- **Problem to solve**
In the entries below, identify every line with the string "thumbs" and copy it.

- **Excerpted data**
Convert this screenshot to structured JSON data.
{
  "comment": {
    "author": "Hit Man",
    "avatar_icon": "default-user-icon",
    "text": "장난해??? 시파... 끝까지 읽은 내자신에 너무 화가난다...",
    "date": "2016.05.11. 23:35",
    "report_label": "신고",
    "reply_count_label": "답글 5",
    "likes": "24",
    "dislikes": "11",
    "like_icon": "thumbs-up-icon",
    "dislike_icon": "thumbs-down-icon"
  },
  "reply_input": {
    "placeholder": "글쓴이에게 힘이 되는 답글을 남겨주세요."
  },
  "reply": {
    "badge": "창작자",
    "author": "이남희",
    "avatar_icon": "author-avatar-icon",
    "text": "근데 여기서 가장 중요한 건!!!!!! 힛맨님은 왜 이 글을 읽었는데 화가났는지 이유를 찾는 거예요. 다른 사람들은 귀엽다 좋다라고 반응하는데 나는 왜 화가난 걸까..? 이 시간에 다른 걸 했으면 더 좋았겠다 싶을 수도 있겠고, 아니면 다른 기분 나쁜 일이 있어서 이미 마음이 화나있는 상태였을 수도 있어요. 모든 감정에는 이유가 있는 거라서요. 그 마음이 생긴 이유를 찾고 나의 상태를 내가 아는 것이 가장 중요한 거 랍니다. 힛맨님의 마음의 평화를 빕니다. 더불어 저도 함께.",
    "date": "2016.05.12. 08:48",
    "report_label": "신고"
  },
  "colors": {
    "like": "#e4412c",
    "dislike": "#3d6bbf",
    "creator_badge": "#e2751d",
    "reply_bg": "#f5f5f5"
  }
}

- **Solution below**
    "like_icon": "thumbs-up-icon",
    "dislike_icon": "thumbs-down-icon"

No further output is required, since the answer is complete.